#### Exercise prompt
Every line of the data must be copied exactly.

Start of Dataset records

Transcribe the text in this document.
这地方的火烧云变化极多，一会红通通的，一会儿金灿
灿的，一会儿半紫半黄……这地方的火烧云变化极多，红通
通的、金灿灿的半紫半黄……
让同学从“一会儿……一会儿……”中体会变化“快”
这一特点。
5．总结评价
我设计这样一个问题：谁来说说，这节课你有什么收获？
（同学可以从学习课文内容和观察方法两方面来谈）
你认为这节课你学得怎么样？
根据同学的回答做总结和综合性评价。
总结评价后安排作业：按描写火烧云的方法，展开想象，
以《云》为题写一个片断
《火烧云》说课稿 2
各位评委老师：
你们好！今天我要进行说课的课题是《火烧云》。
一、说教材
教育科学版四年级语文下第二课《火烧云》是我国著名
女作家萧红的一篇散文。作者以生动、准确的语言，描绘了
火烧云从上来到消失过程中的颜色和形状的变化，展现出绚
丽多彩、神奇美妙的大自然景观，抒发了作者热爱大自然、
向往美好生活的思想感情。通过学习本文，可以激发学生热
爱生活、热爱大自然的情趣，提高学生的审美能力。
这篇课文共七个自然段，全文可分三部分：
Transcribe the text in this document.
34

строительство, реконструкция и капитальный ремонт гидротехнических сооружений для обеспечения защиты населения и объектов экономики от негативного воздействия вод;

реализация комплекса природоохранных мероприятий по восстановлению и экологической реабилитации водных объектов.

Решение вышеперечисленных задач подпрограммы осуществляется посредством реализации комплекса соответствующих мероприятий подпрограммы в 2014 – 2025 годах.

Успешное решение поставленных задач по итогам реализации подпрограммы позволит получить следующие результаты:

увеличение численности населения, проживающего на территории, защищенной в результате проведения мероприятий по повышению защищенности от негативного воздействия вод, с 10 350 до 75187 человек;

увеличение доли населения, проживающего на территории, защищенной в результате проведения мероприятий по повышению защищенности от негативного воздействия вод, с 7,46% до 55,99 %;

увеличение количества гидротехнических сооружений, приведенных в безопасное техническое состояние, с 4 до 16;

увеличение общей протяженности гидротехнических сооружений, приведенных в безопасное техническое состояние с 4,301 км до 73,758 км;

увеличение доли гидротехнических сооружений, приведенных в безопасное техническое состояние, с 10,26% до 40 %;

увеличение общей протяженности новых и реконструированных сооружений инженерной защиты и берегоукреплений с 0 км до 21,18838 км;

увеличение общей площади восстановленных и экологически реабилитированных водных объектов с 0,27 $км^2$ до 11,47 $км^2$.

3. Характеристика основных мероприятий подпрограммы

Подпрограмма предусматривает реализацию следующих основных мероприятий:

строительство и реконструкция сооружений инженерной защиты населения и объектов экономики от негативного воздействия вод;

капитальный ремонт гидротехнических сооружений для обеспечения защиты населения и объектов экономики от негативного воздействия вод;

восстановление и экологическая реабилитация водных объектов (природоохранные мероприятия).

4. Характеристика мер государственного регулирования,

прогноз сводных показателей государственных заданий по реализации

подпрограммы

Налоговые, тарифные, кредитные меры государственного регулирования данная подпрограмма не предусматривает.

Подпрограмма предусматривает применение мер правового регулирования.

End of Dataset records

#### Solution to this problem
Transcribe the text in this document.
这地方的火烧云变化极多，一会红通通的，一会儿金灿
灿的，一会儿半紫半黄……这地方的火烧云变化极多，红通
通的、金灿灿的半紫半黄……
让同学从“一会儿……一会儿……”中体会变化“快”
这一特点。
5．总结评价
我设计这样一个问题：谁来说说，这节课你有什么收获？
（同学可以从学习课文内容和观察方法两方面来谈）
你认为这节课你学得怎么样？
根据同学的回答做总结和综合性评价。
总结评价后安排作业：按描写火烧云的方法，展开想象，
以《云》为题写一个片断
《火烧云》说课稿 2
各位评委老师：
你们好！今天我要进行说课的课题是《火烧云》。
一、说教材
教育科学版四年级语文下第二课《火烧云》是我国著名
女作家萧红的一篇散文。作者以生动、准确的语言，描绘了
火烧云从上来到消失过程中的颜色和形状的变化，展现出绚
丽多彩、神奇美妙的大自然景观，抒发了作者热爱大自然、
向往美好生活的思想感情。通过学习本文，可以激发学生热
爱生活、热爱大自然的情趣，提高学生的审美能力。
这篇课文共七个自然段，全文可分三部分：
Transcribe the text in this document.
34

строительство, реконструкция и капитальный ремонт гидротехнических сооружений для обеспечения защиты населения и объектов экономики от негативного воздействия вод;

реализация комплекса природоохранных мероприятий по восстановлению и экологической реабилитации водных объектов.

Решение вышеперечисленных задач подпрограммы осуществляется посредством реализации комплекса соответствующих мероприятий подпрограммы в 2014 – 2025 годах.

Успешное решение поставленных задач по итогам реализации подпрограммы позволит получить следующие результаты:

увеличение численности населения, проживающего на территории, защищенной в результате проведения мероприятий по повышению защищенности от негативного воздействия вод, с 10 350 до 75187 человек;

увеличение доли населения, проживающего на территории, защищенной в результате проведения мероприятий по повышению защищенности от негативного воздействия вод, с 7,46% до 55,99 %;

увеличение количества гидротехнических сооружений, приведенных в безопасное техническое состояние, с 4 до 16;

увеличение общей протяженности гидротехнических сооружений, приведенных в безопасное техническое состояние с 4,301 км до 73,758 км;

увеличение доли гидротехнических сооружений, приведенных в безопасное техническое состояние, с 10,26% до 40 %;

увеличение общей протяженности новых и реконструированных сооружений инженерной защиты и берегоукреплений с 0 км до 21,18838 км;

увеличение общей площади восстановленных и экологически реабилитированных водных объектов с 0,27 $км^2$ до 11,47 $км^2$.

3. Характеристика основных мероприятий подпрограммы

Подпрограмма предусматривает реализацию следующих основных мероприятий:

строительство и реконструкция сооружений инженерной защиты населения и объектов экономики от негативного воздействия вод;

капитальный ремонт гидротехнических сооружений для обеспечения защиты населения и объектов экономики от негативного воздействия вод;

восстановление и экологическая реабилитация водных объектов (природоохранные мероприятия).

4. Характеристика мер государственного регулирования,

прогноз сводных показателей государственных заданий по реализации

подпрограммы

Налоговые, тарифные, кредитные меры государственного регулирования данная подпрограмма не предусматривает.

Подпрограмма предусматривает применение мер правового регулирования.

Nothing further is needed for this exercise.